* start *

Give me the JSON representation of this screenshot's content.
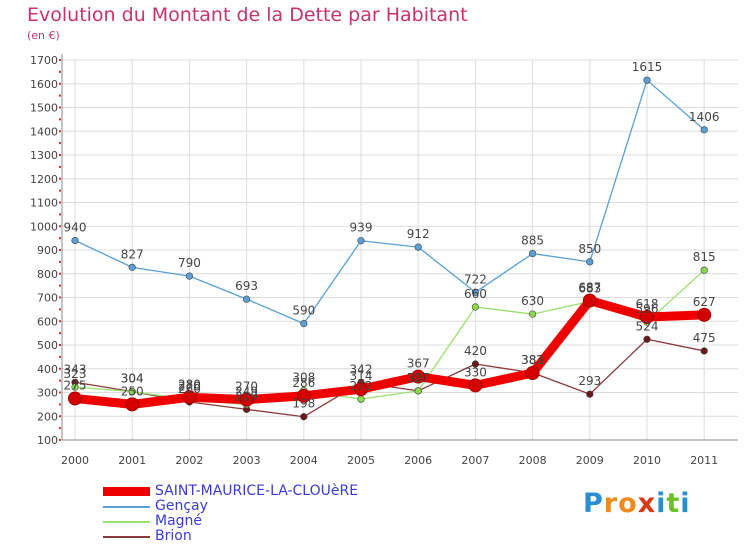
{
  "header": {
    "title": "Evolution du Montant de la Dette par Habitant",
    "unit": "(en €)"
  },
  "logo": {
    "text": "Proxiti",
    "letters": [
      "P",
      "r",
      "o",
      "x",
      "i",
      "t",
      "i"
    ],
    "colors": [
      "#2a8fd0",
      "#f08a1c",
      "#f08a1c",
      "#d63a1a",
      "#2a8fd0",
      "#6fbf2a",
      "#2a8fd0"
    ]
  },
  "chart_data": {
    "type": "line",
    "title": "Evolution du Montant de la Dette par Habitant",
    "ylabel": "(en €)",
    "xlabel": "",
    "x": [
      "2000",
      "2001",
      "2002",
      "2003",
      "2004",
      "2005",
      "2006",
      "2007",
      "2008",
      "2009",
      "2010",
      "2011"
    ],
    "ylim": [
      100,
      1700
    ],
    "yticks": [
      100,
      200,
      300,
      400,
      500,
      600,
      700,
      800,
      900,
      1000,
      1100,
      1200,
      1300,
      1400,
      1500,
      1600,
      1700
    ],
    "grid": true,
    "legend": "bottom-left",
    "series": [
      {
        "name": "SAINT-MAURICE-LA-CLOUèRE",
        "color": "#ee0000",
        "marker": "#d40000",
        "thick": true,
        "values": [
          275,
          250,
          280,
          270,
          286,
          314,
          367,
          330,
          382,
          687,
          618,
          627
        ]
      },
      {
        "name": "Gençay",
        "color": "#5a9fd6",
        "marker": "#5a9fd6",
        "thick": false,
        "values": [
          940,
          827,
          790,
          693,
          590,
          939,
          912,
          722,
          885,
          850,
          1615,
          1406
        ]
      },
      {
        "name": "Magné",
        "color": "#99e06a",
        "marker": "#8ad84e",
        "thick": false,
        "values": [
          323,
          304,
          270,
          249,
          308,
          272,
          307,
          660,
          630,
          683,
          596,
          815
        ]
      },
      {
        "name": "Brion",
        "color": "#8a3a3a",
        "marker": "#6a1818",
        "thick": false,
        "values": [
          343,
          304,
          260,
          229,
          198,
          342,
          307,
          420,
          383,
          293,
          524,
          475
        ]
      }
    ]
  }
}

* end *

◆ **Task description**
Of the lines in this material, state how many hold the string "name". Write no other words.

◆ **In response**
4